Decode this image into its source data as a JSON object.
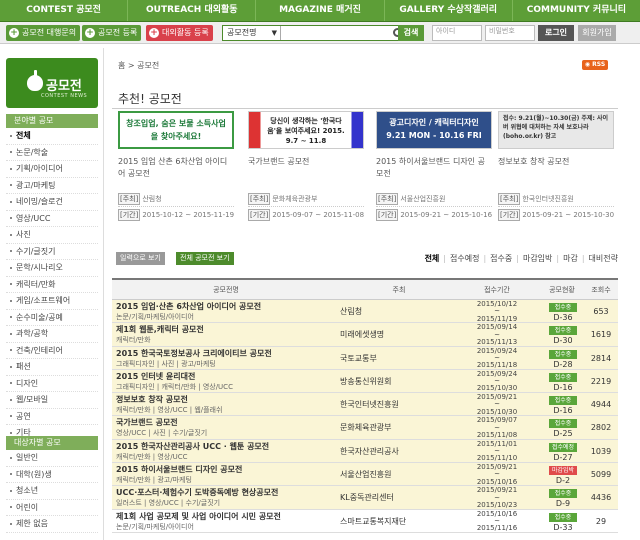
{
  "topnav": [
    {
      "label": "CONTEST 공모전"
    },
    {
      "label": "OUTREACH 대외활동"
    },
    {
      "label": "MAGAZINE 매거진"
    },
    {
      "label": "GALLERY 수상작갤러리"
    },
    {
      "label": "COMMUNITY 커뮤니티"
    }
  ],
  "toolbar": {
    "btn_inquiry": "공모전 대행문의",
    "btn_register": "공모전 등록",
    "btn_outreach_register": "대외활동 등록",
    "search_select": "공모전명",
    "search_placeholder": "",
    "search_button": "검색",
    "id_placeholder": "아이디",
    "pw_placeholder": "비밀번호",
    "login": "로그인",
    "join": "회원가입"
  },
  "sidebar": {
    "logo_title": "공모전",
    "logo_sub": "CONTEST NEWS",
    "section1": "분야별 공모",
    "categories": [
      "전체",
      "논문/학술",
      "기획/아이디어",
      "광고/마케팅",
      "네이밍/슬로건",
      "영상/UCC",
      "사진",
      "수기/글짓기",
      "문학/시나리오",
      "캐릭터/만화",
      "게임/소프트웨어",
      "순수미술/공예",
      "과학/공학",
      "건축/인테리어",
      "패션",
      "디자인",
      "웹/모바일",
      "공연",
      "기타"
    ],
    "section2": "대상자별 공모",
    "targets": [
      "일반인",
      "대학(원)생",
      "청소년",
      "어린이",
      "제한 없음"
    ]
  },
  "main": {
    "breadcrumb": "홈 > 공모전",
    "rss": "RSS",
    "section_title": "추천! 공모전",
    "cards": [
      {
        "banner": "창조입업, 숨은 보물 소득사업을 찾아주세요!",
        "title": "2015 입업 산촌 6차산업 아이디어 공모전",
        "host_tag": "[주최]",
        "host": "산림청",
        "period_tag": "[기간]",
        "period": "2015-10-12 ~ 2015-11-19"
      },
      {
        "banner": "당신이 생각하는 '한국다움'을 보여주세요! 2015. 9.7 ~ 11.8",
        "title": "국가브랜드 공모전",
        "host_tag": "[주최]",
        "host": "문화체육관광부",
        "period_tag": "[기간]",
        "period": "2015-09-07 ~ 2015-11-08"
      },
      {
        "banner": "광고디자인 / 캐릭터디자인 9.21 MON - 10.16 FRI",
        "title": "2015 하이서울브랜드 디자인 공모전",
        "host_tag": "[주최]",
        "host": "서울산업진흥원",
        "period_tag": "[기간]",
        "period": "2015-09-21 ~ 2015-10-16"
      },
      {
        "banner": "접수: 9.21(월)~10.30(금) 주제: 사이버 위협에 대처하는 자세 보호나라 (boho.or.kr) 참고",
        "title": "정보보호 창작 공모전",
        "host_tag": "[주최]",
        "host": "한국인터넷진흥원",
        "period_tag": "[기간]",
        "period": "2015-09-21 ~ 2015-10-30"
      }
    ],
    "view_btn1": "일력으로 보기",
    "view_btn2": "전체 공모전 보기",
    "filters": [
      "전체",
      "접수예정",
      "접수중",
      "마감임박",
      "마감",
      "대비전략"
    ],
    "table_headers": {
      "name": "공모전명",
      "host": "주최",
      "period": "접수기간",
      "status": "공모현황",
      "views": "조회수"
    },
    "rows": [
      {
        "title": "2015 임업·산촌 6차산업 아이디어 공모전",
        "cats": "논문/기획/마케팅/아이디어",
        "host": "산림청",
        "d1": "2015/10/12",
        "d2": "~",
        "d3": "2015/11/19",
        "status": "접수중",
        "dday": "D-36",
        "views": "653"
      },
      {
        "title": "제1회 웹툰,캐릭터 공모전",
        "cats": "캐릭터/만화",
        "host": "미래에셋생명",
        "d1": "2015/09/14",
        "d2": "~",
        "d3": "2015/11/13",
        "status": "접수중",
        "dday": "D-30",
        "views": "1619"
      },
      {
        "title": "2015 한국국토정보공사 크리에이티브 공모전",
        "cats": "그래픽디자인 | 사진 | 광고/마케팅",
        "host": "국토교통부",
        "d1": "2015/09/24",
        "d2": "~",
        "d3": "2015/11/18",
        "status": "접수중",
        "dday": "D-28",
        "views": "2814"
      },
      {
        "title": "2015 인터넷 윤리대전",
        "cats": "그래픽디자인 | 캐릭터/만화 | 영상/UCC",
        "host": "방송통신위원회",
        "d1": "2015/09/24",
        "d2": "~",
        "d3": "2015/10/30",
        "status": "접수중",
        "dday": "D-16",
        "views": "2219"
      },
      {
        "title": "정보보호 창작 공모전",
        "cats": "캐릭터/만화 | 영상/UCC | 웹/플래쉬",
        "host": "한국인터넷진흥원",
        "d1": "2015/09/21",
        "d2": "~",
        "d3": "2015/10/30",
        "status": "접수중",
        "dday": "D-16",
        "views": "4944"
      },
      {
        "title": "국가브랜드 공모전",
        "cats": "영상/UCC | 사진 | 수기/글짓기",
        "host": "문화체육관광부",
        "d1": "2015/09/07",
        "d2": "~",
        "d3": "2015/11/08",
        "status": "접수중",
        "dday": "D-25",
        "views": "2802"
      },
      {
        "title": "2015 한국자산관리공사 UCC · 웹툰 공모전",
        "cats": "캐릭터/만화 | 영상/UCC",
        "host": "한국자산관리공사",
        "d1": "2015/11/01",
        "d2": "~",
        "d3": "2015/11/10",
        "status": "접수예정",
        "dday": "D-27",
        "views": "1039"
      },
      {
        "title": "2015 하이서울브랜드 디자인 공모전",
        "cats": "캐릭터/만화 | 광고/마케팅",
        "host": "서울산업진흥원",
        "d1": "2015/09/21",
        "d2": "~",
        "d3": "2015/10/16",
        "status": "마감임박",
        "dday": "D-2",
        "views": "5099"
      },
      {
        "title": "UCC·포스터·체험수기 도박중독예방 현상공모전",
        "cats": "일러스트 | 영상/UCC | 수기/글짓기",
        "host": "KL중독관리센터",
        "d1": "2015/09/21",
        "d2": "~",
        "d3": "2015/10/23",
        "status": "접수중",
        "dday": "D-9",
        "views": "4436"
      },
      {
        "title": "제1회 사업 공모제 및 사업 아이디어 시민 공모전",
        "cats": "논문/기획/마케팅/아이디어",
        "host": "스마트교통복지재단",
        "d1": "2015/10/16",
        "d2": "~",
        "d3": "2015/11/16",
        "status": "접수중",
        "dday": "D-33",
        "views": "29"
      }
    ]
  },
  "colors": {
    "nav_green": "#5d9e37",
    "accent_green": "#5a9a38",
    "accent_red": "#d9414b",
    "row_yellow": "#faf5d6"
  }
}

= = =

OBJECTIVE —
Restate each of the entries above word for word and skip every image.

TASK RESULT —
Decode this image into its source data as a JSON object.
{
  "topnav": [
    {
      "label": "CONTEST 공모전"
    },
    {
      "label": "OUTREACH 대외활동"
    },
    {
      "label": "MAGAZINE 매거진"
    },
    {
      "label": "GALLERY 수상작갤러리"
    },
    {
      "label": "COMMUNITY 커뮤니티"
    }
  ],
  "toolbar": {
    "btn_inquiry": "공모전 대행문의",
    "btn_register": "공모전 등록",
    "btn_outreach_register": "대외활동 등록",
    "search_select": "공모전명",
    "search_placeholder": "",
    "search_button": "검색",
    "id_placeholder": "아이디",
    "pw_placeholder": "비밀번호",
    "login": "로그인",
    "join": "회원가입"
  },
  "sidebar": {
    "logo_title": "공모전",
    "logo_sub": "CONTEST NEWS",
    "section1": "분야별 공모",
    "categories": [
      "전체",
      "논문/학술",
      "기획/아이디어",
      "광고/마케팅",
      "네이밍/슬로건",
      "영상/UCC",
      "사진",
      "수기/글짓기",
      "문학/시나리오",
      "캐릭터/만화",
      "게임/소프트웨어",
      "순수미술/공예",
      "과학/공학",
      "건축/인테리어",
      "패션",
      "디자인",
      "웹/모바일",
      "공연",
      "기타"
    ],
    "section2": "대상자별 공모",
    "targets": [
      "일반인",
      "대학(원)생",
      "청소년",
      "어린이",
      "제한 없음"
    ]
  },
  "main": {
    "breadcrumb": "홈 > 공모전",
    "rss": "RSS",
    "section_title": "추천! 공모전",
    "cards": [
      {
        "banner": "창조입업, 숨은 보물 소득사업을 찾아주세요!",
        "title": "2015 입업 산촌 6차산업 아이디어 공모전",
        "host_tag": "[주최]",
        "host": "산림청",
        "period_tag": "[기간]",
        "period": "2015-10-12 ~ 2015-11-19"
      },
      {
        "banner": "당신이 생각하는 '한국다움'을 보여주세요! 2015. 9.7 ~ 11.8",
        "title": "국가브랜드 공모전",
        "host_tag": "[주최]",
        "host": "문화체육관광부",
        "period_tag": "[기간]",
        "period": "2015-09-07 ~ 2015-11-08"
      },
      {
        "banner": "광고디자인 / 캐릭터디자인 9.21 MON - 10.16 FRI",
        "title": "2015 하이서울브랜드 디자인 공모전",
        "host_tag": "[주최]",
        "host": "서울산업진흥원",
        "period_tag": "[기간]",
        "period": "2015-09-21 ~ 2015-10-16"
      },
      {
        "banner": "접수: 9.21(월)~10.30(금) 주제: 사이버 위협에 대처하는 자세 보호나라 (boho.or.kr) 참고",
        "title": "정보보호 창작 공모전",
        "host_tag": "[주최]",
        "host": "한국인터넷진흥원",
        "period_tag": "[기간]",
        "period": "2015-09-21 ~ 2015-10-30"
      }
    ],
    "view_btn1": "일력으로 보기",
    "view_btn2": "전체 공모전 보기",
    "filters": [
      "전체",
      "접수예정",
      "접수중",
      "마감임박",
      "마감",
      "대비전략"
    ],
    "table_headers": {
      "name": "공모전명",
      "host": "주최",
      "period": "접수기간",
      "status": "공모현황",
      "views": "조회수"
    },
    "rows": [
      {
        "title": "2015 임업·산촌 6차산업 아이디어 공모전",
        "cats": "논문/기획/마케팅/아이디어",
        "host": "산림청",
        "d1": "2015/10/12",
        "d2": "~",
        "d3": "2015/11/19",
        "status": "접수중",
        "dday": "D-36",
        "views": "653"
      },
      {
        "title": "제1회 웹툰,캐릭터 공모전",
        "cats": "캐릭터/만화",
        "host": "미래에셋생명",
        "d1": "2015/09/14",
        "d2": "~",
        "d3": "2015/11/13",
        "status": "접수중",
        "dday": "D-30",
        "views": "1619"
      },
      {
        "title": "2015 한국국토정보공사 크리에이티브 공모전",
        "cats": "그래픽디자인 | 사진 | 광고/마케팅",
        "host": "국토교통부",
        "d1": "2015/09/24",
        "d2": "~",
        "d3": "2015/11/18",
        "status": "접수중",
        "dday": "D-28",
        "views": "2814"
      },
      {
        "title": "2015 인터넷 윤리대전",
        "cats": "그래픽디자인 | 캐릭터/만화 | 영상/UCC",
        "host": "방송통신위원회",
        "d1": "2015/09/24",
        "d2": "~",
        "d3": "2015/10/30",
        "status": "접수중",
        "dday": "D-16",
        "views": "2219"
      },
      {
        "title": "정보보호 창작 공모전",
        "cats": "캐릭터/만화 | 영상/UCC | 웹/플래쉬",
        "host": "한국인터넷진흥원",
        "d1": "2015/09/21",
        "d2": "~",
        "d3": "2015/10/30",
        "status": "접수중",
        "dday": "D-16",
        "views": "4944"
      },
      {
        "title": "국가브랜드 공모전",
        "cats": "영상/UCC | 사진 | 수기/글짓기",
        "host": "문화체육관광부",
        "d1": "2015/09/07",
        "d2": "~",
        "d3": "2015/11/08",
        "status": "접수중",
        "dday": "D-25",
        "views": "2802"
      },
      {
        "title": "2015 한국자산관리공사 UCC · 웹툰 공모전",
        "cats": "캐릭터/만화 | 영상/UCC",
        "host": "한국자산관리공사",
        "d1": "2015/11/01",
        "d2": "~",
        "d3": "2015/11/10",
        "status": "접수예정",
        "dday": "D-27",
        "views": "1039"
      },
      {
        "title": "2015 하이서울브랜드 디자인 공모전",
        "cats": "캐릭터/만화 | 광고/마케팅",
        "host": "서울산업진흥원",
        "d1": "2015/09/21",
        "d2": "~",
        "d3": "2015/10/16",
        "status": "마감임박",
        "dday": "D-2",
        "views": "5099"
      },
      {
        "title": "UCC·포스터·체험수기 도박중독예방 현상공모전",
        "cats": "일러스트 | 영상/UCC | 수기/글짓기",
        "host": "KL중독관리센터",
        "d1": "2015/09/21",
        "d2": "~",
        "d3": "2015/10/23",
        "status": "접수중",
        "dday": "D-9",
        "views": "4436"
      },
      {
        "title": "제1회 사업 공모제 및 사업 아이디어 시민 공모전",
        "cats": "논문/기획/마케팅/아이디어",
        "host": "스마트교통복지재단",
        "d1": "2015/10/16",
        "d2": "~",
        "d3": "2015/11/16",
        "status": "접수중",
        "dday": "D-33",
        "views": "29"
      }
    ]
  },
  "colors": {
    "nav_green": "#5d9e37",
    "accent_green": "#5a9a38",
    "accent_red": "#d9414b",
    "row_yellow": "#faf5d6"
  }
}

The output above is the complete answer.